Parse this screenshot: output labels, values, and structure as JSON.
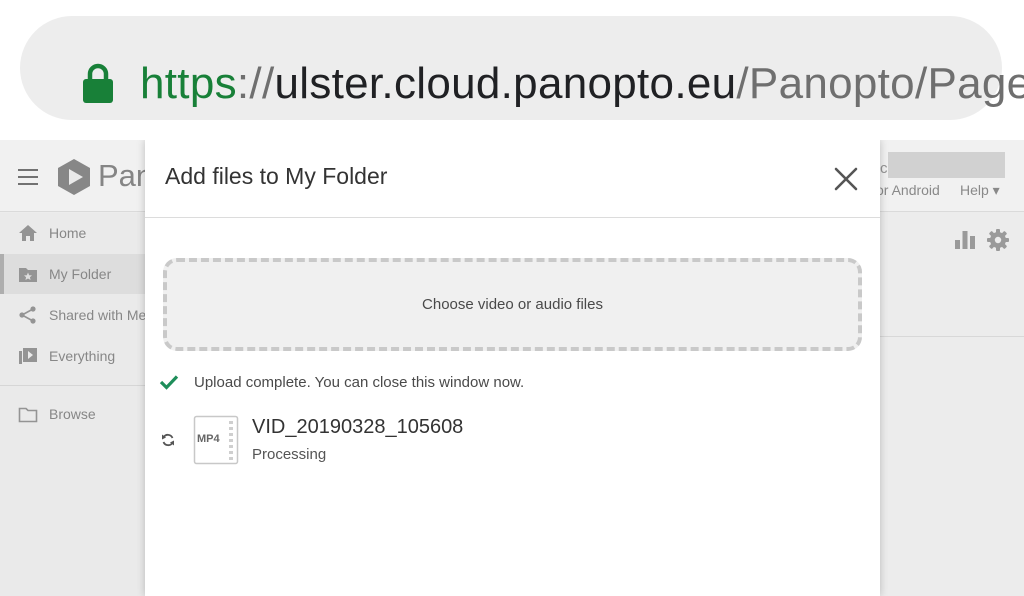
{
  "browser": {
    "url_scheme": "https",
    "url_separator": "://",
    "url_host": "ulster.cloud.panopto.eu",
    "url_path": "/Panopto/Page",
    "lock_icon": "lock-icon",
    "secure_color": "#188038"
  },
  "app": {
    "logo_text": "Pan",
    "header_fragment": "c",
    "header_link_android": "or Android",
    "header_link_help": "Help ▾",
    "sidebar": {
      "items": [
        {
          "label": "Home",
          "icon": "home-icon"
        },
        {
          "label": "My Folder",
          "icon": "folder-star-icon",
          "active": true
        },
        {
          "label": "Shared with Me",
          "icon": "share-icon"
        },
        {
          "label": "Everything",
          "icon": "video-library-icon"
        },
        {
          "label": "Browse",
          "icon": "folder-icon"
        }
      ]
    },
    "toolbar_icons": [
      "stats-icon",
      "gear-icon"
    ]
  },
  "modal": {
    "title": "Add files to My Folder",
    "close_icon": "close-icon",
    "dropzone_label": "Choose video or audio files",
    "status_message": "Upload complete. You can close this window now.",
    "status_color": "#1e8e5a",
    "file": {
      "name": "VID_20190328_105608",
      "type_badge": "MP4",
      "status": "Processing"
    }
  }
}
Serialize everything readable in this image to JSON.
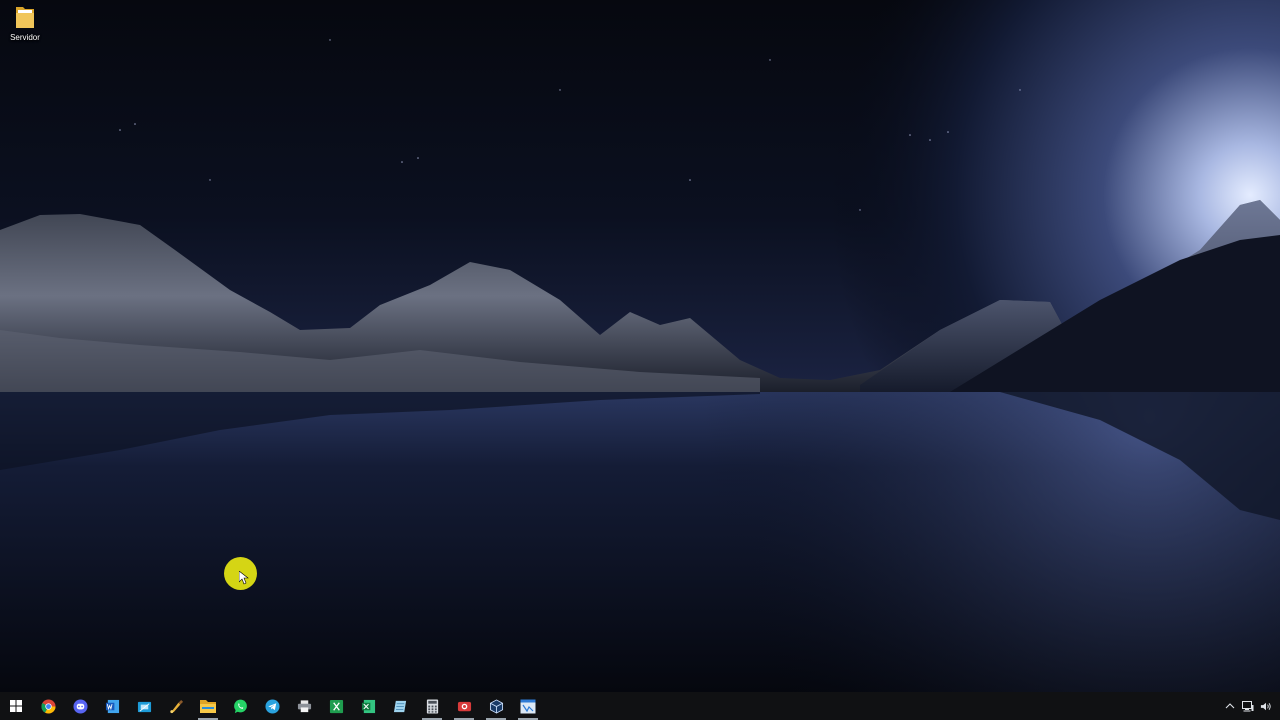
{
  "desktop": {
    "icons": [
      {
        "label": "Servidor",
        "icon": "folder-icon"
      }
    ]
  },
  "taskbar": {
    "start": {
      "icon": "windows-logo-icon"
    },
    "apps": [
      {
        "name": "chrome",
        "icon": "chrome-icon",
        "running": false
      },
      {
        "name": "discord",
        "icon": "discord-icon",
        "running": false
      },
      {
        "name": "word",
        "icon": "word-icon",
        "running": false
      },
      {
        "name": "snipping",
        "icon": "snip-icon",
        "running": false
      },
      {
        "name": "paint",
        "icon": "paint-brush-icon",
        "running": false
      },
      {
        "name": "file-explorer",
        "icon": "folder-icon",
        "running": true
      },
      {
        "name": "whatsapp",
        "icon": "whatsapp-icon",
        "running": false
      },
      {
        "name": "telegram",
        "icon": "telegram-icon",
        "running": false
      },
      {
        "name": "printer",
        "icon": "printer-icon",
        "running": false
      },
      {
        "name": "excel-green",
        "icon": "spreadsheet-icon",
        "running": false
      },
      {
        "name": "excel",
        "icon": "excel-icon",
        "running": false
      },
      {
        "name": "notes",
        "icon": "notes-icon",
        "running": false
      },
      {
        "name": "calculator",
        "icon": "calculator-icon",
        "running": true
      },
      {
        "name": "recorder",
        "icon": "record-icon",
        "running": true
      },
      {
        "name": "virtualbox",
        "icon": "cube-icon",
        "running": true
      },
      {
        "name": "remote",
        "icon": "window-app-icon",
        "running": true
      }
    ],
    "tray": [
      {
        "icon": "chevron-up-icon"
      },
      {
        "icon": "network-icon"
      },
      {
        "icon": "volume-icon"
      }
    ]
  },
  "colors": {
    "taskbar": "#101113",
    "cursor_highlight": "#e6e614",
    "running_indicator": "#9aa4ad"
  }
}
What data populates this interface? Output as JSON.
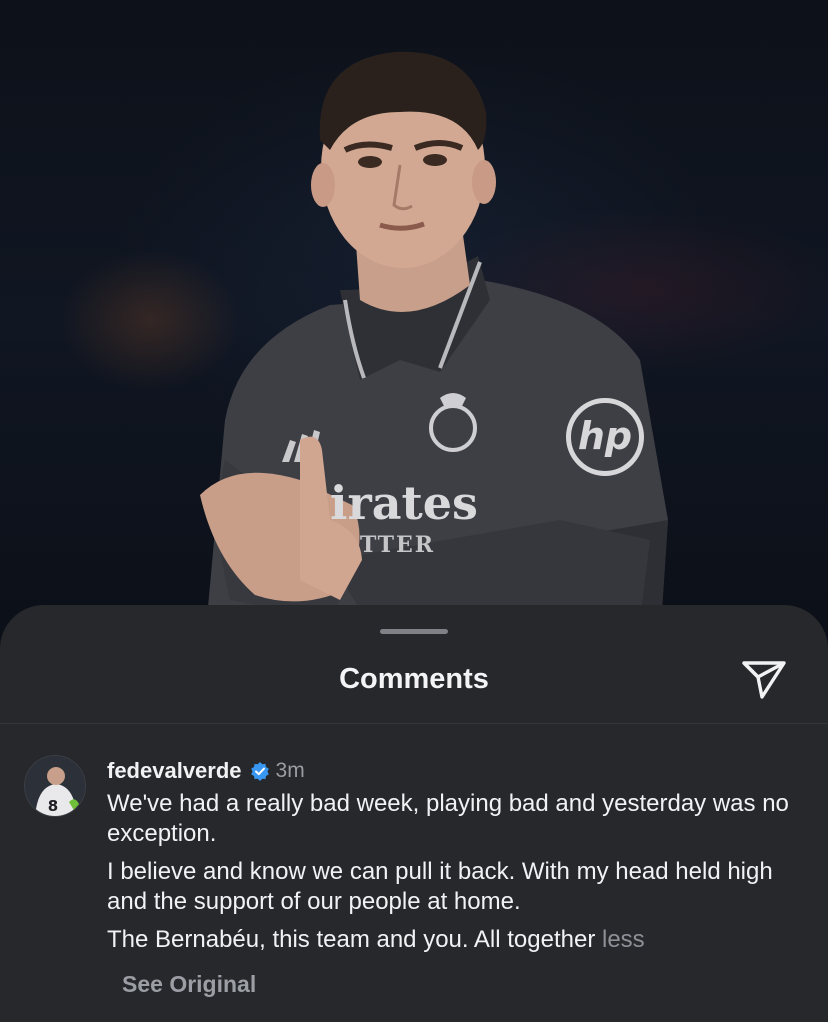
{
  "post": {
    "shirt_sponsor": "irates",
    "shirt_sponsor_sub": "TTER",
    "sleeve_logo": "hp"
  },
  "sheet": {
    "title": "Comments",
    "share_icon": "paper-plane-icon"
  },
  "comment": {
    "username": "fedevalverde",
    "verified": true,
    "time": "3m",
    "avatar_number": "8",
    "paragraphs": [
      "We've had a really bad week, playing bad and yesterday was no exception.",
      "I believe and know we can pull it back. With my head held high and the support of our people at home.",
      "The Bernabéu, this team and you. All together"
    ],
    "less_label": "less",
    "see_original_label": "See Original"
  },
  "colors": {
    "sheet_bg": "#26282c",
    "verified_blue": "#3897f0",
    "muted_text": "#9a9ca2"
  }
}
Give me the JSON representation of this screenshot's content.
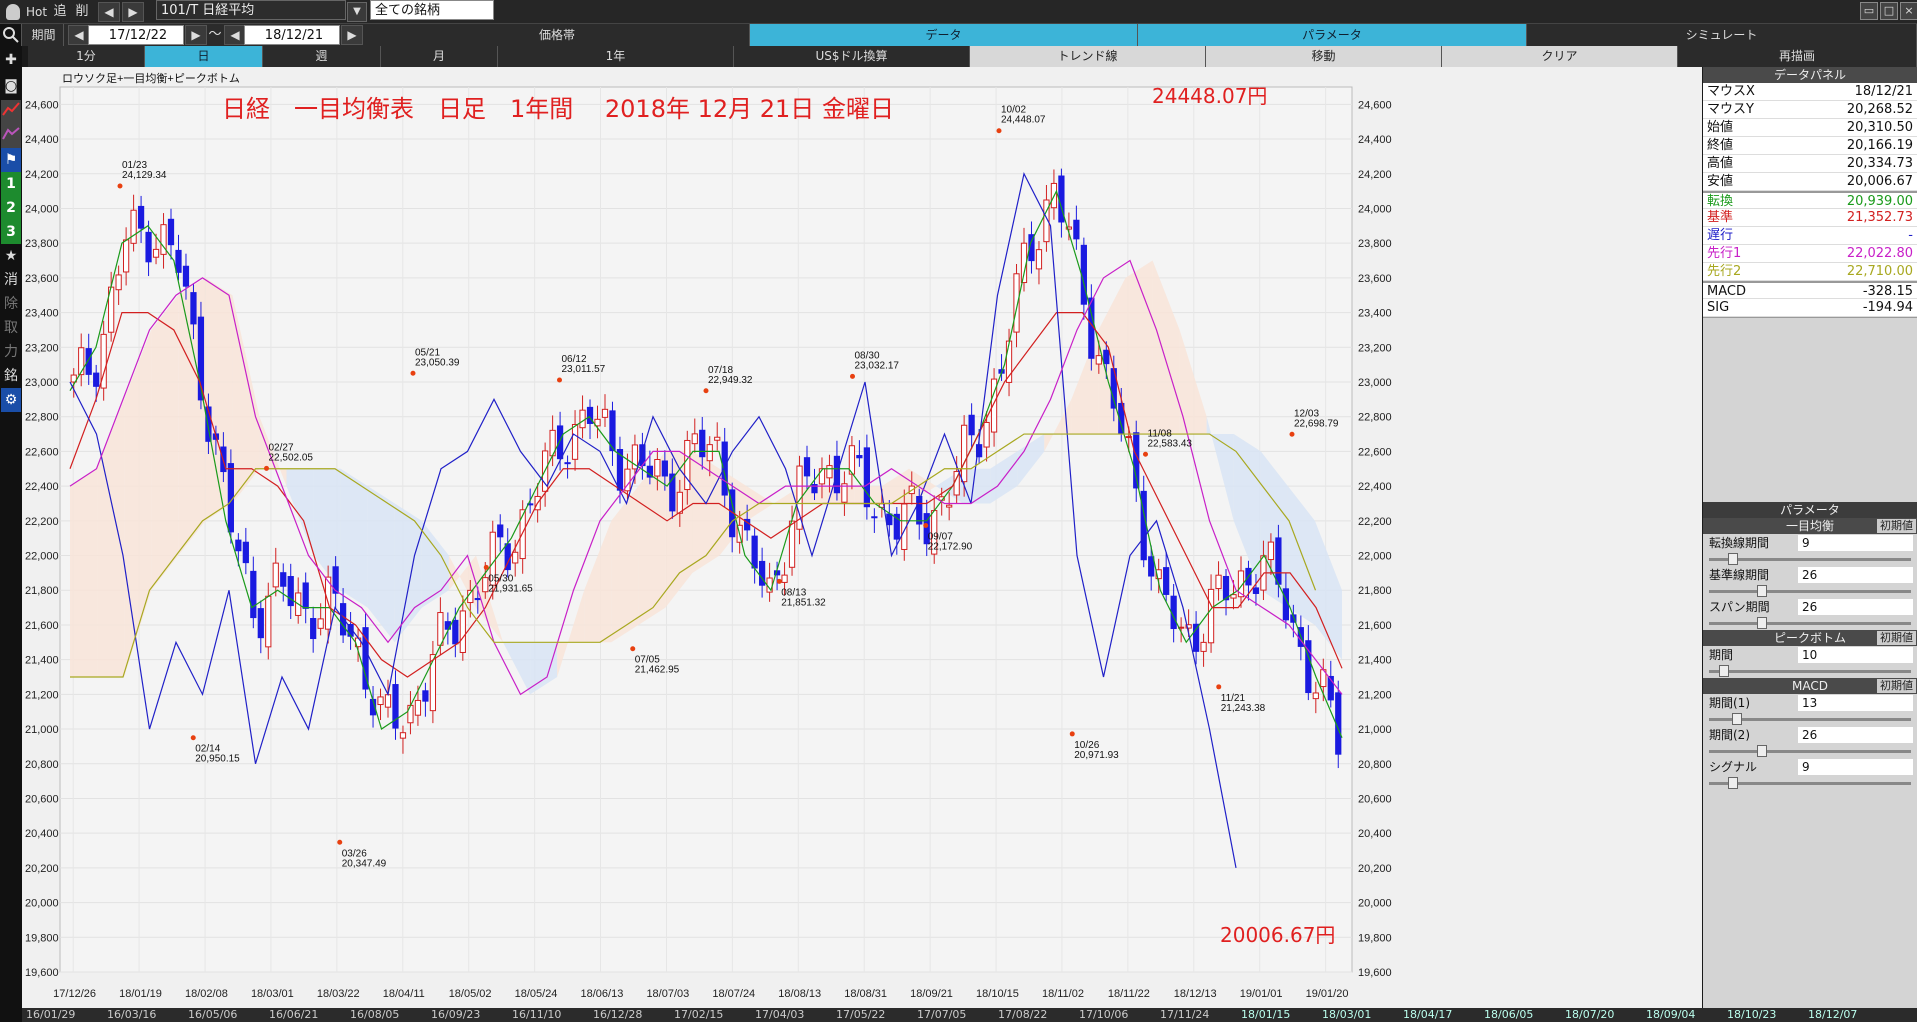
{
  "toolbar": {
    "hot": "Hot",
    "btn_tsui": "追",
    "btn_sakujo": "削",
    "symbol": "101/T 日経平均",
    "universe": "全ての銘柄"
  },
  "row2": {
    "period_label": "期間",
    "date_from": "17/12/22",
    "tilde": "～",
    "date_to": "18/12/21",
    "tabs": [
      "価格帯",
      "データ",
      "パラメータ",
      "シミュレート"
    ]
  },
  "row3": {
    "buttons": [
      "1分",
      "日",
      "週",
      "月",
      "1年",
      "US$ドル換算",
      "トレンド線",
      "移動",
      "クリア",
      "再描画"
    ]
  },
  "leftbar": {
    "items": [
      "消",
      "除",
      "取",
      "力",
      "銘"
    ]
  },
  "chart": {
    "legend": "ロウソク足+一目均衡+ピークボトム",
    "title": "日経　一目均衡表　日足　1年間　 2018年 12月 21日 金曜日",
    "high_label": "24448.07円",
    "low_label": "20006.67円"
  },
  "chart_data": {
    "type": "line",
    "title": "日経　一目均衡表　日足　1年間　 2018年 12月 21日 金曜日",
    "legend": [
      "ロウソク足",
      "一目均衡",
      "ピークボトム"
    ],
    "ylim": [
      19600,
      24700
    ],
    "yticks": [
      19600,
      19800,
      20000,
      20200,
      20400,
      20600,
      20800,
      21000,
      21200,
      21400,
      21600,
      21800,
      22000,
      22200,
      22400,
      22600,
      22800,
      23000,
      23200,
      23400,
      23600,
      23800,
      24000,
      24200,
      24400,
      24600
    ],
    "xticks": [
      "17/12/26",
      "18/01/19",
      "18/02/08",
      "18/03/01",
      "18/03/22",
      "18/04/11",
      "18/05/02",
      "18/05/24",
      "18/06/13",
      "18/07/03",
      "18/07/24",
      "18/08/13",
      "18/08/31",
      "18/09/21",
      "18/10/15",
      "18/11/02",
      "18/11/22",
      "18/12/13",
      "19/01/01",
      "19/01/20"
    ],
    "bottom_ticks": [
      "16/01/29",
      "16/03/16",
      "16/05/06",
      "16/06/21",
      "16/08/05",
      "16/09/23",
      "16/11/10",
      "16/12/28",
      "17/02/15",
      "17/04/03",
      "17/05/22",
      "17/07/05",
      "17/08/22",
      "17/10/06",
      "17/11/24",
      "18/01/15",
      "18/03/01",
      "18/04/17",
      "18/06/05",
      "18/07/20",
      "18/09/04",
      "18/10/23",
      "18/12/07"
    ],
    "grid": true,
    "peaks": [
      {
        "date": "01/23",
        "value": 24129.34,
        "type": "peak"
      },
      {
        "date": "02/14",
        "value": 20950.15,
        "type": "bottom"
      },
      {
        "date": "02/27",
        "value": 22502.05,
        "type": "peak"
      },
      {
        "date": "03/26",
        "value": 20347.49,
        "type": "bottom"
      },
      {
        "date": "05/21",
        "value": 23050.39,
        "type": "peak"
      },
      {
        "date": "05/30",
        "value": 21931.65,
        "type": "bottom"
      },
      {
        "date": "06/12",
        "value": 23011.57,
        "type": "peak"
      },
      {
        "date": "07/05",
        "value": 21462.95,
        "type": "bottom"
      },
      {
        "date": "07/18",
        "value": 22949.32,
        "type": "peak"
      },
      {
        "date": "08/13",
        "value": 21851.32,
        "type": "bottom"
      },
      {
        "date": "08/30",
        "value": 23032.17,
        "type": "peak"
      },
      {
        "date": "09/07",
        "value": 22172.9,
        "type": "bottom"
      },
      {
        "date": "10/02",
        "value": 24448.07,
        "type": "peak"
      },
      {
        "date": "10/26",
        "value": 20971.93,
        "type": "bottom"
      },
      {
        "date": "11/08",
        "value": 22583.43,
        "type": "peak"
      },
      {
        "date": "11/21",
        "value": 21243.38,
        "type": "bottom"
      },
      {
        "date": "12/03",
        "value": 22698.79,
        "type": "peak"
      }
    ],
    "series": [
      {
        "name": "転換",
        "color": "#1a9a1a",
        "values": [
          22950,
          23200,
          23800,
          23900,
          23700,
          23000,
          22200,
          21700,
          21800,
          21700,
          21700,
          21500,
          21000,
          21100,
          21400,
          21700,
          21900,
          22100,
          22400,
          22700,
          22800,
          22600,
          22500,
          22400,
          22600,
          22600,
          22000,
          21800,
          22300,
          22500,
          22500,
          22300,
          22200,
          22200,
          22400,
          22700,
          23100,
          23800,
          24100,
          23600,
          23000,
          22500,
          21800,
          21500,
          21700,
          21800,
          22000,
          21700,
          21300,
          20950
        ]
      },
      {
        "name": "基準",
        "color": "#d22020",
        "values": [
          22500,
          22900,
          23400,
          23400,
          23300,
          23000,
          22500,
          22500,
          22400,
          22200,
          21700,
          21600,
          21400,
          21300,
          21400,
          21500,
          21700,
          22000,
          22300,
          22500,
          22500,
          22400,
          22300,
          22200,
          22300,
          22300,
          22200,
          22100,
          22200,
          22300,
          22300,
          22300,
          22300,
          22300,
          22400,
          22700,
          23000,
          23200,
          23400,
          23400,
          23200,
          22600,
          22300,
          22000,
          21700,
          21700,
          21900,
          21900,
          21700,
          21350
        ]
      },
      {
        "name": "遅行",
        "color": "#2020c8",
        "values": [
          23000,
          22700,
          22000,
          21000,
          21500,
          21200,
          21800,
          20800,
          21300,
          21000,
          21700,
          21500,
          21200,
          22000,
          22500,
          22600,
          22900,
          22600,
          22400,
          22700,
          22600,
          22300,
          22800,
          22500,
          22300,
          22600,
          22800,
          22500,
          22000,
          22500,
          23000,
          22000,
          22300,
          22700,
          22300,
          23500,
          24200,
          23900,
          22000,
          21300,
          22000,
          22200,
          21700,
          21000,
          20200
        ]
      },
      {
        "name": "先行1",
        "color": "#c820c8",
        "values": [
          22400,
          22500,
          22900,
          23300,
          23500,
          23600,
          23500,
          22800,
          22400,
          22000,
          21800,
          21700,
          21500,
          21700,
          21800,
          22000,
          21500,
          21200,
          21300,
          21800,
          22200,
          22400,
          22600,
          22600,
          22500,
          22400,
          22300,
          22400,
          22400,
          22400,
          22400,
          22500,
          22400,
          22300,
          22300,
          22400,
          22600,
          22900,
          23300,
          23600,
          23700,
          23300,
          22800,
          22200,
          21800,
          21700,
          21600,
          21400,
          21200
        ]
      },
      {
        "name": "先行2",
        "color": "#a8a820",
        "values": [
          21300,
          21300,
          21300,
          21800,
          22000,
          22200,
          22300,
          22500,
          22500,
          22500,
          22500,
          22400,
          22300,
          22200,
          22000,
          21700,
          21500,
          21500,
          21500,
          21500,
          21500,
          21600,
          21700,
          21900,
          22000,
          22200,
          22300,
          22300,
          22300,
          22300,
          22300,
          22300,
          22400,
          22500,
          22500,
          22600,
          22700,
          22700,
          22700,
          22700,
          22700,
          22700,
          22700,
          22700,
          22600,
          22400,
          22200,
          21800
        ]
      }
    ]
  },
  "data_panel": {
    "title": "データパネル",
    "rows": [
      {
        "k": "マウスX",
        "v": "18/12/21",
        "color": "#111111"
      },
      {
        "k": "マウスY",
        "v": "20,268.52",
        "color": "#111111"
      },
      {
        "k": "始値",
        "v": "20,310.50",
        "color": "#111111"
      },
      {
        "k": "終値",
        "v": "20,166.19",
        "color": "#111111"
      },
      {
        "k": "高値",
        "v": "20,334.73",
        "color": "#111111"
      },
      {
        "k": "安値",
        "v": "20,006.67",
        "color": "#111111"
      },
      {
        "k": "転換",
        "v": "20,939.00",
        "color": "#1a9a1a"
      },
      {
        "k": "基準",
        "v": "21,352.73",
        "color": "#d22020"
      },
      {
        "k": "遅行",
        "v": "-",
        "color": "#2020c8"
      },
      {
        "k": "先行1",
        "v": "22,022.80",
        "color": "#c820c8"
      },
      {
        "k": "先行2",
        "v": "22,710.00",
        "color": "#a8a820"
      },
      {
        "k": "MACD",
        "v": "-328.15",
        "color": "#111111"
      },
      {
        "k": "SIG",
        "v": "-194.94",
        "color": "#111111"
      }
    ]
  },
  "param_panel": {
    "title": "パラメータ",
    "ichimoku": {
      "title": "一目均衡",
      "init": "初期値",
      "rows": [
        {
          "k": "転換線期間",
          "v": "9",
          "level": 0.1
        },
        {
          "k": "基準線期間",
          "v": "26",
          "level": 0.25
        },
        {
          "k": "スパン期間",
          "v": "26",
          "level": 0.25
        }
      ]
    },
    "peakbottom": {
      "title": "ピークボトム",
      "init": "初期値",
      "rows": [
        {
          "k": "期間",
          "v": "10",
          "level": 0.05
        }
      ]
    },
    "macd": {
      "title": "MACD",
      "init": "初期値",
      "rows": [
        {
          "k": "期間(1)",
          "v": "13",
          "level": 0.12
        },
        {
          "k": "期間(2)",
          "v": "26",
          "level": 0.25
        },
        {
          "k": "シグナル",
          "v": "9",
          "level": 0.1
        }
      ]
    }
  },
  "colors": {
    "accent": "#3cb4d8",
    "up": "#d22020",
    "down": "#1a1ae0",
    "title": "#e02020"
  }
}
----
> **Given exercise**
Note how many lines in the listing above hold the string "excel", then give only that figure.

> **Reply**
3